======== MATERIAL FOR THE TASK
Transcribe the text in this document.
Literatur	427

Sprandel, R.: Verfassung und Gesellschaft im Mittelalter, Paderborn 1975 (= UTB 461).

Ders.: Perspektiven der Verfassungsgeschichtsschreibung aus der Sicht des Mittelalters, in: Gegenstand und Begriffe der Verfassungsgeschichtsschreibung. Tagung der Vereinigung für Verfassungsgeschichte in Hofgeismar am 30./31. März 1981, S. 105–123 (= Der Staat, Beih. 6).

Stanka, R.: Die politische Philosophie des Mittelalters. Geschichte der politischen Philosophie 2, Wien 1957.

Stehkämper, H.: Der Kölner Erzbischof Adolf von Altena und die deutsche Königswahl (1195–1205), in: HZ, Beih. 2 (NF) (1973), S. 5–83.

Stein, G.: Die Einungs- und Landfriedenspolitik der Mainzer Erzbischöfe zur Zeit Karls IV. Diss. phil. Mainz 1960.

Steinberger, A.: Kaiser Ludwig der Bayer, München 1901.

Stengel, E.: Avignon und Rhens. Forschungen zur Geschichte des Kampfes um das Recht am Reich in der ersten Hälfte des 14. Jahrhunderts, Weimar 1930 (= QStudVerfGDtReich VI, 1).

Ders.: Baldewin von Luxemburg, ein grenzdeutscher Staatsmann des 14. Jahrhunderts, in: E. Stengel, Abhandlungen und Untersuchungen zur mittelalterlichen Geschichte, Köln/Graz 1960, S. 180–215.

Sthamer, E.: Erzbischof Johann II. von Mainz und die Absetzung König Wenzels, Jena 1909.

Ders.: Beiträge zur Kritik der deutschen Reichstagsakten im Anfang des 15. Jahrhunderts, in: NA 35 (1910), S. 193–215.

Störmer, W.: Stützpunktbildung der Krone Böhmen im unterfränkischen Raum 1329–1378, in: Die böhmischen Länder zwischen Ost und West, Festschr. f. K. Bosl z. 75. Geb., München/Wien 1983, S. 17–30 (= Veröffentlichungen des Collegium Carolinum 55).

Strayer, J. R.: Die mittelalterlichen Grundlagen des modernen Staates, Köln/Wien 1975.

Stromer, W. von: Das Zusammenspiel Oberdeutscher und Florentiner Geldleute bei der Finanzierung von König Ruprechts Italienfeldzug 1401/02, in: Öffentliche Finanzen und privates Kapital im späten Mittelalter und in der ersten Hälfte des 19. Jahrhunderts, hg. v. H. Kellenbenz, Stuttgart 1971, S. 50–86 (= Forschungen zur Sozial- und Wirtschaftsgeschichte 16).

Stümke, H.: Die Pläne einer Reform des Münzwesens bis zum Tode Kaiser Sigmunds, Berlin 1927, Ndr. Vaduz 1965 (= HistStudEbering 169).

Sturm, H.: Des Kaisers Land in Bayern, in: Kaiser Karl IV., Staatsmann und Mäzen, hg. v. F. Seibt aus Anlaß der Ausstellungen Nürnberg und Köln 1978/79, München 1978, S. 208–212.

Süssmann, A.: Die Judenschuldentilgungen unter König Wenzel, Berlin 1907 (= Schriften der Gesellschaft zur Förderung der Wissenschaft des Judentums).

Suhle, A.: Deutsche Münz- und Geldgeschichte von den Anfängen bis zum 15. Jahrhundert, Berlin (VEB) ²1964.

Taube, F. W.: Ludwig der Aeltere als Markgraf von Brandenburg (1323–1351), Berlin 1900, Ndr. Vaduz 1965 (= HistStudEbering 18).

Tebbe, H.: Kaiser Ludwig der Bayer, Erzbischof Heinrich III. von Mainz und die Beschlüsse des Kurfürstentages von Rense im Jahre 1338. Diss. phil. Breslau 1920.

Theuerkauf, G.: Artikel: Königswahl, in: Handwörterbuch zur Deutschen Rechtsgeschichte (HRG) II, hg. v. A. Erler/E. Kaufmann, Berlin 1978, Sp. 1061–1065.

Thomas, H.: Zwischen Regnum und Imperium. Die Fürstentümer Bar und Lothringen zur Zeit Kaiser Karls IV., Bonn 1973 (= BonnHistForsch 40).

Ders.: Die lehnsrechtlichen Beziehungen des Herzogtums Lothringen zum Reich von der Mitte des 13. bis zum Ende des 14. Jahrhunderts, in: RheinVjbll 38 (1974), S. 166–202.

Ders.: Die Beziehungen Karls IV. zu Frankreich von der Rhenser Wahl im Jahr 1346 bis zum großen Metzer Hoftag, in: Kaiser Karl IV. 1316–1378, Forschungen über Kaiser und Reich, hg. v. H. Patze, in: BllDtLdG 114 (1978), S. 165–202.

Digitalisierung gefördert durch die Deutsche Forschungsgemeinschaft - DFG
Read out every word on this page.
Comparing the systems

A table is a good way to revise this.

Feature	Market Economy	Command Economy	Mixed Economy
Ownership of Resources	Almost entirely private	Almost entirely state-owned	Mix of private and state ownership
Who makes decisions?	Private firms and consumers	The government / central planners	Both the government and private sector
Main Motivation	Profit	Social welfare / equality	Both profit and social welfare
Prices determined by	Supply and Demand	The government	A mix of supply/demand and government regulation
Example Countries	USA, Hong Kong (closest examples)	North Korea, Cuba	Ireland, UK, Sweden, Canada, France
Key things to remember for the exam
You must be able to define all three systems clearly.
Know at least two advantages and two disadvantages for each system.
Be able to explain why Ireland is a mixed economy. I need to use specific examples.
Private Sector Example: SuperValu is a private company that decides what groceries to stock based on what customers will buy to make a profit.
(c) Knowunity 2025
================
GIVEN INSTRUCTION
Write down all the entries again without a single difference.

REPLY TO THE TASK
Transcribe the text in this document.
Literatur	427

Sprandel, R.: Verfassung und Gesellschaft im Mittelalter, Paderborn 1975 (= UTB 461).

Ders.: Perspektiven der Verfassungsgeschichtsschreibung aus der Sicht des Mittelalters, in: Gegenstand und Begriffe der Verfassungsgeschichtsschreibung. Tagung der Vereinigung für Verfassungsgeschichte in Hofgeismar am 30./31. März 1981, S. 105–123 (= Der Staat, Beih. 6).

Stanka, R.: Die politische Philosophie des Mittelalters. Geschichte der politischen Philosophie 2, Wien 1957.

Stehkämper, H.: Der Kölner Erzbischof Adolf von Altena und die deutsche Königswahl (1195–1205), in: HZ, Beih. 2 (NF) (1973), S. 5–83.

Stein, G.: Die Einungs- und Landfriedenspolitik der Mainzer Erzbischöfe zur Zeit Karls IV. Diss. phil. Mainz 1960.

Steinberger, A.: Kaiser Ludwig der Bayer, München 1901.

Stengel, E.: Avignon und Rhens. Forschungen zur Geschichte des Kampfes um das Recht am Reich in der ersten Hälfte des 14. Jahrhunderts, Weimar 1930 (= QStudVerfGDtReich VI, 1).

Ders.: Baldewin von Luxemburg, ein grenzdeutscher Staatsmann des 14. Jahrhunderts, in: E. Stengel, Abhandlungen und Untersuchungen zur mittelalterlichen Geschichte, Köln/Graz 1960, S. 180–215.

Sthamer, E.: Erzbischof Johann II. von Mainz und die Absetzung König Wenzels, Jena 1909.

Ders.: Beiträge zur Kritik der deutschen Reichstagsakten im Anfang des 15. Jahrhunderts, in: NA 35 (1910), S. 193–215.

Störmer, W.: Stützpunktbildung der Krone Böhmen im unterfränkischen Raum 1329–1378, in: Die böhmischen Länder zwischen Ost und West, Festschr. f. K. Bosl z. 75. Geb., München/Wien 1983, S. 17–30 (= Veröffentlichungen des Collegium Carolinum 55).

Strayer, J. R.: Die mittelalterlichen Grundlagen des modernen Staates, Köln/Wien 1975.

Stromer, W. von: Das Zusammenspiel Oberdeutscher und Florentiner Geldleute bei der Finanzierung von König Ruprechts Italienfeldzug 1401/02, in: Öffentliche Finanzen und privates Kapital im späten Mittelalter und in der ersten Hälfte des 19. Jahrhunderts, hg. v. H. Kellenbenz, Stuttgart 1971, S. 50–86 (= Forschungen zur Sozial- und Wirtschaftsgeschichte 16).

Stümke, H.: Die Pläne einer Reform des Münzwesens bis zum Tode Kaiser Sigmunds, Berlin 1927, Ndr. Vaduz 1965 (= HistStudEbering 169).

Sturm, H.: Des Kaisers Land in Bayern, in: Kaiser Karl IV., Staatsmann und Mäzen, hg. v. F. Seibt aus Anlaß der Ausstellungen Nürnberg und Köln 1978/79, München 1978, S. 208–212.

Süssmann, A.: Die Judenschuldentilgungen unter König Wenzel, Berlin 1907 (= Schriften der Gesellschaft zur Förderung der Wissenschaft des Judentums).

Suhle, A.: Deutsche Münz- und Geldgeschichte von den Anfängen bis zum 15. Jahrhundert, Berlin (VEB) ²1964.

Taube, F. W.: Ludwig der Aeltere als Markgraf von Brandenburg (1323–1351), Berlin 1900, Ndr. Vaduz 1965 (= HistStudEbering 18).

Tebbe, H.: Kaiser Ludwig der Bayer, Erzbischof Heinrich III. von Mainz und die Beschlüsse des Kurfürstentages von Rense im Jahre 1338. Diss. phil. Breslau 1920.

Theuerkauf, G.: Artikel: Königswahl, in: Handwörterbuch zur Deutschen Rechtsgeschichte (HRG) II, hg. v. A. Erler/E. Kaufmann, Berlin 1978, Sp. 1061–1065.

Thomas, H.: Zwischen Regnum und Imperium. Die Fürstentümer Bar und Lothringen zur Zeit Kaiser Karls IV., Bonn 1973 (= BonnHistForsch 40).

Ders.: Die lehnsrechtlichen Beziehungen des Herzogtums Lothringen zum Reich von der Mitte des 13. bis zum Ende des 14. Jahrhunderts, in: RheinVjbll 38 (1974), S. 166–202.

Ders.: Die Beziehungen Karls IV. zu Frankreich von der Rhenser Wahl im Jahr 1346 bis zum großen Metzer Hoftag, in: Kaiser Karl IV. 1316–1378, Forschungen über Kaiser und Reich, hg. v. H. Patze, in: BllDtLdG 114 (1978), S. 165–202.

Digitalisierung gefördert durch die Deutsche Forschungsgemeinschaft - DFG
Read out every word on this page.
Comparing the systems

A table is a good way to revise this.

Feature	Market Economy	Command Economy	Mixed Economy
Ownership of Resources	Almost entirely private	Almost entirely state-owned	Mix of private and state ownership
Who makes decisions?	Private firms and consumers	The government / central planners	Both the government and private sector
Main Motivation	Profit	Social welfare / equality	Both profit and social welfare
Prices determined by	Supply and Demand	The government	A mix of supply/demand and government regulation
Example Countries	USA, Hong Kong (closest examples)	North Korea, Cuba	Ireland, UK, Sweden, Canada, France
Key things to remember for the exam
You must be able to define all three systems clearly.
Know at least two advantages and two disadvantages for each system.
Be able to explain why Ireland is a mixed economy. I need to use specific examples.
Private Sector Example: SuperValu is a private company that decides what groceries to stock based on what customers will buy to make a profit.
(c) Knowunity 2025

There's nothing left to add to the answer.